- [Problem statement] Reproduce the entries below in full, word for word.

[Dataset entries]
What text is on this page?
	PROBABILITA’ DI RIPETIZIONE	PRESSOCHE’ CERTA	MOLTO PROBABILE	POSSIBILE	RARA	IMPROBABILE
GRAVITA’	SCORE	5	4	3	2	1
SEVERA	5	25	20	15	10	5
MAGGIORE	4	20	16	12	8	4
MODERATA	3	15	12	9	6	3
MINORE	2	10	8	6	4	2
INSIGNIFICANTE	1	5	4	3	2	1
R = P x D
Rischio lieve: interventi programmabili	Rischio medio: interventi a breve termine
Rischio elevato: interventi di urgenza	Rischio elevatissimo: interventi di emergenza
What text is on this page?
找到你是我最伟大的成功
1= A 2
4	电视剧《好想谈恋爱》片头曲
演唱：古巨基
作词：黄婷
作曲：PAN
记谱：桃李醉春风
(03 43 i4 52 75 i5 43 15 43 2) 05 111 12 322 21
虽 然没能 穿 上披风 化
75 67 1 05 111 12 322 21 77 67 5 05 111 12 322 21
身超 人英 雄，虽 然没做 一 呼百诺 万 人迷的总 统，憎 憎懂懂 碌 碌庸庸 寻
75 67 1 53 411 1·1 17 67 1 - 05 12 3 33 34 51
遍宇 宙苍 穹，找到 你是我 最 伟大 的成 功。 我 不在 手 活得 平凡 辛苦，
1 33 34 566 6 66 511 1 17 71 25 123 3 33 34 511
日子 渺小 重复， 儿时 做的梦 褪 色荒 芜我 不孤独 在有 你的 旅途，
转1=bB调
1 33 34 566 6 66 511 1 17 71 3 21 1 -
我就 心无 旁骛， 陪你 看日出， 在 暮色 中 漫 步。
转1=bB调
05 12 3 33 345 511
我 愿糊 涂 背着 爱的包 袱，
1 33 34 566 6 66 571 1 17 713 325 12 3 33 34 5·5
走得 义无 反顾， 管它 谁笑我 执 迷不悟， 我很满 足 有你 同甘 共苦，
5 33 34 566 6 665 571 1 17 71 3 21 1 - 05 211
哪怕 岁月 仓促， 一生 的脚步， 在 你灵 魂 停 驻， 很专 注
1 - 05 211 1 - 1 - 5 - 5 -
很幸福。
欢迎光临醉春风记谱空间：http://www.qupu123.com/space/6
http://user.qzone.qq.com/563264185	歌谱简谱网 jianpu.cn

- [Finished exercise]
What text is on this page?
	PROBABILITA’ DI RIPETIZIONE	PRESSOCHE’ CERTA	MOLTO PROBABILE	POSSIBILE	RARA	IMPROBABILE
GRAVITA’	SCORE	5	4	3	2	1
SEVERA	5	25	20	15	10	5
MAGGIORE	4	20	16	12	8	4
MODERATA	3	15	12	9	6	3
MINORE	2	10	8	6	4	2
INSIGNIFICANTE	1	5	4	3	2	1
R = P x D
Rischio lieve: interventi programmabili	Rischio medio: interventi a breve termine
Rischio elevato: interventi di urgenza	Rischio elevatissimo: interventi di emergenza
What text is on this page?
找到你是我最伟大的成功
1= A 2
4	电视剧《好想谈恋爱》片头曲
演唱：古巨基
作词：黄婷
作曲：PAN
记谱：桃李醉春风
(03 43 i4 52 75 i5 43 15 43 2) 05 111 12 322 21
虽 然没能 穿 上披风 化
75 67 1 05 111 12 322 21 77 67 5 05 111 12 322 21
身超 人英 雄，虽 然没做 一 呼百诺 万 人迷的总 统，憎 憎懂懂 碌 碌庸庸 寻
75 67 1 53 411 1·1 17 67 1 - 05 12 3 33 34 51
遍宇 宙苍 穹，找到 你是我 最 伟大 的成 功。 我 不在 手 活得 平凡 辛苦，
1 33 34 566 6 66 511 1 17 71 25 123 3 33 34 511
日子 渺小 重复， 儿时 做的梦 褪 色荒 芜我 不孤独 在有 你的 旅途，
转1=bB调
1 33 34 566 6 66 511 1 17 71 3 21 1 -
我就 心无 旁骛， 陪你 看日出， 在 暮色 中 漫 步。
转1=bB调
05 12 3 33 345 511
我 愿糊 涂 背着 爱的包 袱，
1 33 34 566 6 66 571 1 17 713 325 12 3 33 34 5·5
走得 义无 反顾， 管它 谁笑我 执 迷不悟， 我很满 足 有你 同甘 共苦，
5 33 34 566 6 665 571 1 17 71 3 21 1 - 05 211
哪怕 岁月 仓促， 一生 的脚步， 在 你灵 魂 停 驻， 很专 注
1 - 05 211 1 - 1 - 5 - 5 -
很幸福。
欢迎光临醉春风记谱空间：http://www.qupu123.com/space/6
http://user.qzone.qq.com/563264185	歌谱简谱网 jianpu.cn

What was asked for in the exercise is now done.